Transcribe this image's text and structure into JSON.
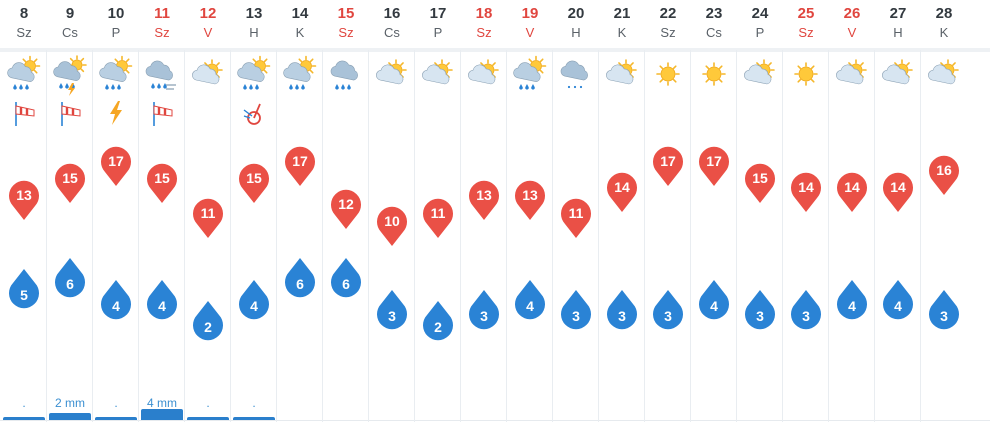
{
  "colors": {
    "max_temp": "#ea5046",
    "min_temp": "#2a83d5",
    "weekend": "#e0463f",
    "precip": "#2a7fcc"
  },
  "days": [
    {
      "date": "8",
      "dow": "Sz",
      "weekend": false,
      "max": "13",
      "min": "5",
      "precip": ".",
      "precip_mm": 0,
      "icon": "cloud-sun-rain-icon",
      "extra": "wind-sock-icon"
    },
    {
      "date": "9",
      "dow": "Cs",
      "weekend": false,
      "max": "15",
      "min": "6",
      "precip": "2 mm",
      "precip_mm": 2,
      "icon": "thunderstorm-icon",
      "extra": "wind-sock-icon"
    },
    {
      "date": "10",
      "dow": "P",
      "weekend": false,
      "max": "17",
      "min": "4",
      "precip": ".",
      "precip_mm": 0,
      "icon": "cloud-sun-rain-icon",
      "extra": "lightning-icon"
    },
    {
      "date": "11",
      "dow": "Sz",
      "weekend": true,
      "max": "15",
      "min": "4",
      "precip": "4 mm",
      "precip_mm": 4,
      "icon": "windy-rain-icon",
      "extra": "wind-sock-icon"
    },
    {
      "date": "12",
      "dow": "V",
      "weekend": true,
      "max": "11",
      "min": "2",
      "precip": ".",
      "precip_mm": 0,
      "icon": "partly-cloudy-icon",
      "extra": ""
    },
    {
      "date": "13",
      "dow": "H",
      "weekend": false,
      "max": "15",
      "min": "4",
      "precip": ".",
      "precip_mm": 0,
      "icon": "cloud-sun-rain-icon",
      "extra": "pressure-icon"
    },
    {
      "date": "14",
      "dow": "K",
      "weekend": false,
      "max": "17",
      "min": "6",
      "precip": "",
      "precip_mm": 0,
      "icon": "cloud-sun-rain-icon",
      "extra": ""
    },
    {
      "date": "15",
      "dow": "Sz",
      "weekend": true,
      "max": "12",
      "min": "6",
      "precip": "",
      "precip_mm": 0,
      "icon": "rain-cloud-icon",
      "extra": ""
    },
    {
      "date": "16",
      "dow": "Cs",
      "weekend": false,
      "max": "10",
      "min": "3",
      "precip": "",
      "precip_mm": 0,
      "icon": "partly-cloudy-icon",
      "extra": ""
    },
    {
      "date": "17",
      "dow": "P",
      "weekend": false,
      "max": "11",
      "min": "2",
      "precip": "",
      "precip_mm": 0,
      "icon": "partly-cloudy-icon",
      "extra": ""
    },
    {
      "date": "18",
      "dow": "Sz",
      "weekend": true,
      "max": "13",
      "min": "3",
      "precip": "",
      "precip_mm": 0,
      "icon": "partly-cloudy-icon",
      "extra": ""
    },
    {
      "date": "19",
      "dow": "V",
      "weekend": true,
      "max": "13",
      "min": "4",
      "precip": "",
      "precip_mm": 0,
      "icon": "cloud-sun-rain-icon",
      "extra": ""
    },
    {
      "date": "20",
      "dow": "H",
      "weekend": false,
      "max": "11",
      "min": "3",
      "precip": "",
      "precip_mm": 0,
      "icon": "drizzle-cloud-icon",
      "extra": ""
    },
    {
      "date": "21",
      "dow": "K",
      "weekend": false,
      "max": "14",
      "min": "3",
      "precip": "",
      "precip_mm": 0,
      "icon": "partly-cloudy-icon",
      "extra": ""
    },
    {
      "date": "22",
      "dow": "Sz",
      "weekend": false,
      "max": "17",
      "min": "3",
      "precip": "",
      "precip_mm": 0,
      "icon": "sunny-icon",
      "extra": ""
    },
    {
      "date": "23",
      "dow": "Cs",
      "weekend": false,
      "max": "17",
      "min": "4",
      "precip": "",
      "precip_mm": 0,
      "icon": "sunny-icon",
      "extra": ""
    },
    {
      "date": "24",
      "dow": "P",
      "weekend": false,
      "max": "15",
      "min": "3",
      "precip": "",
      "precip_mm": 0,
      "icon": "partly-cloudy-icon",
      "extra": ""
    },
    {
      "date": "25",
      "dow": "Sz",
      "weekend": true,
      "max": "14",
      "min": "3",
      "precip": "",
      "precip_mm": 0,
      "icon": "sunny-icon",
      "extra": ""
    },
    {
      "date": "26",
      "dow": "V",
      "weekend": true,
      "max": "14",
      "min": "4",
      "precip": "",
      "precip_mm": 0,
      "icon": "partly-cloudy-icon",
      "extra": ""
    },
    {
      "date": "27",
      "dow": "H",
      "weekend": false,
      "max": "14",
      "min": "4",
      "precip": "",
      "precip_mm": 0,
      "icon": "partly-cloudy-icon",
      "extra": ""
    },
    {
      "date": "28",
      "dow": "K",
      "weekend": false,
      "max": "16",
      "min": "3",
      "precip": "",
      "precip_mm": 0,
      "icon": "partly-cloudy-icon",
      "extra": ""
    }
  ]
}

--

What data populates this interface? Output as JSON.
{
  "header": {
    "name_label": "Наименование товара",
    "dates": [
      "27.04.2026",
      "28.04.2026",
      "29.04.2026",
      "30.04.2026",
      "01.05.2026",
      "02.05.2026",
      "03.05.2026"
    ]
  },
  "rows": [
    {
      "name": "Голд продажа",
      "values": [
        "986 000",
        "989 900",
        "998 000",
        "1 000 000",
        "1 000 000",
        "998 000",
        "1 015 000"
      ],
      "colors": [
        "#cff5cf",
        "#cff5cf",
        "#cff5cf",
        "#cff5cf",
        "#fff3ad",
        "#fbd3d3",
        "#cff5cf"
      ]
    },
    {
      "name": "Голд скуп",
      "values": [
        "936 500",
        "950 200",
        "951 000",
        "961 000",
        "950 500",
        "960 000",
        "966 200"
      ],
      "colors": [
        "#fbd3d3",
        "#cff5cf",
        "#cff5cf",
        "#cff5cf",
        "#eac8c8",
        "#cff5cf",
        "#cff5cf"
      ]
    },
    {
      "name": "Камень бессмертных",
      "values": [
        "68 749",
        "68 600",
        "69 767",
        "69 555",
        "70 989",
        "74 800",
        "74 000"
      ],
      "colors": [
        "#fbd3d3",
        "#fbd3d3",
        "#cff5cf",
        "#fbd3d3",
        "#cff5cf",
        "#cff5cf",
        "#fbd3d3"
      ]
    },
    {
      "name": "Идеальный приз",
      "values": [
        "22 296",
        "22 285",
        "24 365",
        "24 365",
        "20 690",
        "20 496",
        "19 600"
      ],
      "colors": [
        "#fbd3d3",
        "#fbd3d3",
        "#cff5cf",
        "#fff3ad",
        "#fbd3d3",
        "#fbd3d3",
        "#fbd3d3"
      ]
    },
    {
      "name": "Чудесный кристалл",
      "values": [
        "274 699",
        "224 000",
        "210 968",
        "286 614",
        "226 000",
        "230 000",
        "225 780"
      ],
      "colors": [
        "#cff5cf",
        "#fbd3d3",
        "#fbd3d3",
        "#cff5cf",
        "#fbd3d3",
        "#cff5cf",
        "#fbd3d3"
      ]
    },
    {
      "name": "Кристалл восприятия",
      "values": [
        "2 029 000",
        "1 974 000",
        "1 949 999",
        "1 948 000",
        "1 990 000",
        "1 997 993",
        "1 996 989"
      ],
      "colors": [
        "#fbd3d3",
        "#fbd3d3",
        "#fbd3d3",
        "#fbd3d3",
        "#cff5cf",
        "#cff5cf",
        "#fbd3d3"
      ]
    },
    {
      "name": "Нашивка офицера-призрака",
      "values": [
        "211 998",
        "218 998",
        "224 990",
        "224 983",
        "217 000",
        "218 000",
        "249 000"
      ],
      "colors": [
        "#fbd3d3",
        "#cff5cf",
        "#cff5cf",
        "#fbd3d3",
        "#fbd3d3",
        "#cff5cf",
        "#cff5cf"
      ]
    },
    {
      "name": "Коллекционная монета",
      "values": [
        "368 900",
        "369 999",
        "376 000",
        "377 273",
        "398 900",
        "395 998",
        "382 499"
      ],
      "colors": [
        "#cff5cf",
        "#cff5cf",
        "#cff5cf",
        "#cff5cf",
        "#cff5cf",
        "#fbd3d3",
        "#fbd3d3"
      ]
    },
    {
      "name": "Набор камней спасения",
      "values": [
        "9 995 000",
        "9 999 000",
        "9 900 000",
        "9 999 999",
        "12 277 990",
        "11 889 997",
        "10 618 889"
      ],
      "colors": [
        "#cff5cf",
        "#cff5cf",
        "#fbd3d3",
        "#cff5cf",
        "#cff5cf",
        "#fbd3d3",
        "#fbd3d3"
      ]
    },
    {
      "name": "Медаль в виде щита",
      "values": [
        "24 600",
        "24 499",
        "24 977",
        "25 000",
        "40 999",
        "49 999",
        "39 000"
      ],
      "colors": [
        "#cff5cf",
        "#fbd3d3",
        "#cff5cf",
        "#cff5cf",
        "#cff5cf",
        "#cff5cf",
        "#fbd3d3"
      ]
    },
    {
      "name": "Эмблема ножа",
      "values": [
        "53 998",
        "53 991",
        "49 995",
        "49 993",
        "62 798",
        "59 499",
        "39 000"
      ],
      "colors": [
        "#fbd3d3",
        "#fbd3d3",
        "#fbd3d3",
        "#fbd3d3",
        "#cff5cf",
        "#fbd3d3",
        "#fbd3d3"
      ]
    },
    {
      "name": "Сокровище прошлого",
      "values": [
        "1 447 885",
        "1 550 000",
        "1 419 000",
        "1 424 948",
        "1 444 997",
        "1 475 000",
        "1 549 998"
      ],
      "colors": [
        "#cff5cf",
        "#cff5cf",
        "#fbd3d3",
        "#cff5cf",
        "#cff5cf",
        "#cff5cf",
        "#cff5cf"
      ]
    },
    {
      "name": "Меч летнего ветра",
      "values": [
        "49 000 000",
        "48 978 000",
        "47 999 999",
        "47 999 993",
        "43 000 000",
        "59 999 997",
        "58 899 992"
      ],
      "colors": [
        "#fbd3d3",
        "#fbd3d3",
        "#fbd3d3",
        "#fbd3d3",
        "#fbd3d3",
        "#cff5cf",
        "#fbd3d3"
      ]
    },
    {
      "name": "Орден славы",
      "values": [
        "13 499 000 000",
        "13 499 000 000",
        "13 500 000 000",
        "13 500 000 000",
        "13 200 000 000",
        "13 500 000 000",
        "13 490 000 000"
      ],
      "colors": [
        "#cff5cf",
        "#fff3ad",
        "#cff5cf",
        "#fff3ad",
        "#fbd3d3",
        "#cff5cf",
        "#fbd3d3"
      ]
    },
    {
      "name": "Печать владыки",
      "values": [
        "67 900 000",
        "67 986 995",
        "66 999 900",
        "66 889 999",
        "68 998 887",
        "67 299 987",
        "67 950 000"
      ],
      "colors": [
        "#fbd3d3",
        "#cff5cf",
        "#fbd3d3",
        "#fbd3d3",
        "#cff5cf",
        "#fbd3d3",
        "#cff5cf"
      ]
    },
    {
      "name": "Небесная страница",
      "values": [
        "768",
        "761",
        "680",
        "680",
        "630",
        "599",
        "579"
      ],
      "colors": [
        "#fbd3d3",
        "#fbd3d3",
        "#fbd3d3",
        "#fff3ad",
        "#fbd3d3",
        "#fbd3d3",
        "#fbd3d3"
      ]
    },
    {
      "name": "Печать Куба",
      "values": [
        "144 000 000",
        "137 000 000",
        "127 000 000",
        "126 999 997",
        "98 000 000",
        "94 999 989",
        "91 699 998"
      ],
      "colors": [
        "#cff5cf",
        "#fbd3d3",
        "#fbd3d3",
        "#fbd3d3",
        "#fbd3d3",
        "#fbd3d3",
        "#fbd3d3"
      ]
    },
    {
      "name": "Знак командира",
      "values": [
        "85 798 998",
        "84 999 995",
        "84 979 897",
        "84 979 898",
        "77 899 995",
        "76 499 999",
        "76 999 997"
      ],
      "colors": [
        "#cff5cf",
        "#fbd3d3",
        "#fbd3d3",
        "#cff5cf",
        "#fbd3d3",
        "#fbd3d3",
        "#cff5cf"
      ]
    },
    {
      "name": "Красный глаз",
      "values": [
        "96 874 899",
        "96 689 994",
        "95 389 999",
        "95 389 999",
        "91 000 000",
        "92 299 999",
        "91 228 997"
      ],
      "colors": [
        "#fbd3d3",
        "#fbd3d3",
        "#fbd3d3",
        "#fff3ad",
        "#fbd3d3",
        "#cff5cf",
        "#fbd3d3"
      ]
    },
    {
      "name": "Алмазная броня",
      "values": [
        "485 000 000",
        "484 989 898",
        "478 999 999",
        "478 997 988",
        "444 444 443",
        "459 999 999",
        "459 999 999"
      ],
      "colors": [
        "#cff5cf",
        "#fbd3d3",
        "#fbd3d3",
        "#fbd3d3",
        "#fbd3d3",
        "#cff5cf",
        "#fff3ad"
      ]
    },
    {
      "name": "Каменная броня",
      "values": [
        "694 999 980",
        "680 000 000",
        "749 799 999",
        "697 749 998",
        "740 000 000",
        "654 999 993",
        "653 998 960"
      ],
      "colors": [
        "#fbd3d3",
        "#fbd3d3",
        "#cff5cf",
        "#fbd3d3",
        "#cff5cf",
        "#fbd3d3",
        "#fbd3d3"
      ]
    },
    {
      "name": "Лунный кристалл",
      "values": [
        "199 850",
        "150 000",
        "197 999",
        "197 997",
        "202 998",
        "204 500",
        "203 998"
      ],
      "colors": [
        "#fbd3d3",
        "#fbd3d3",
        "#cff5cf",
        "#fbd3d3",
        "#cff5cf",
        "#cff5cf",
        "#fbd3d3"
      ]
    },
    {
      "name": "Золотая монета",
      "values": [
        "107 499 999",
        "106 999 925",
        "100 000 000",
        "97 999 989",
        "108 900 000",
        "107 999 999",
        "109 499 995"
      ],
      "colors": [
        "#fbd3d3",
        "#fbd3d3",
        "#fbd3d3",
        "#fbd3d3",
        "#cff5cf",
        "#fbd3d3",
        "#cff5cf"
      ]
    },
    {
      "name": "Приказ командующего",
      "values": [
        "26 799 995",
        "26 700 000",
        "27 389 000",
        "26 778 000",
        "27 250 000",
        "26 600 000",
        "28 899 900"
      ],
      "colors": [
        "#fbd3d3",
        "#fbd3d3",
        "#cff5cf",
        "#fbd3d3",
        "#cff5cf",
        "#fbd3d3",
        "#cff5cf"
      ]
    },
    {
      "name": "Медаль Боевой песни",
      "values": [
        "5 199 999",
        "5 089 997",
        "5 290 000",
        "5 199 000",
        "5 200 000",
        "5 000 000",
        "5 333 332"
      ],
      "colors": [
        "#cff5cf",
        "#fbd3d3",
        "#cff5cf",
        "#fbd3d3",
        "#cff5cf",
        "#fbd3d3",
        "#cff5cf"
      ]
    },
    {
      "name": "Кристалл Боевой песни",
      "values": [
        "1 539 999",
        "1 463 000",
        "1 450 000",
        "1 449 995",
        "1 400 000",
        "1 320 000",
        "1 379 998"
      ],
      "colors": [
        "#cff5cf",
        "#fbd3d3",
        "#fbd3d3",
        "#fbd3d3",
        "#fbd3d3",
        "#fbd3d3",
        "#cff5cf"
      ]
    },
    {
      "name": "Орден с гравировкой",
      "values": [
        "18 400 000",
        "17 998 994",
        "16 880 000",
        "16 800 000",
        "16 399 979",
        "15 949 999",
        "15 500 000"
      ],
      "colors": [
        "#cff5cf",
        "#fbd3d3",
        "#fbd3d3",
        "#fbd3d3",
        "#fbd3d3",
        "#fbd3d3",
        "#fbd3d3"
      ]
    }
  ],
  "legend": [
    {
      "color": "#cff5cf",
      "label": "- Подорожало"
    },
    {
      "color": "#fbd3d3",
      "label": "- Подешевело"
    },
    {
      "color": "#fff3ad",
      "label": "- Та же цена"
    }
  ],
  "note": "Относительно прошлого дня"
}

* **TASK GOAL**
Go through the records and pull out each line that includes the word "Медаль".

* **RESULT OF THE TASK**
      "name": "Медаль в виде щита",
      "name": "Медаль Боевой песни",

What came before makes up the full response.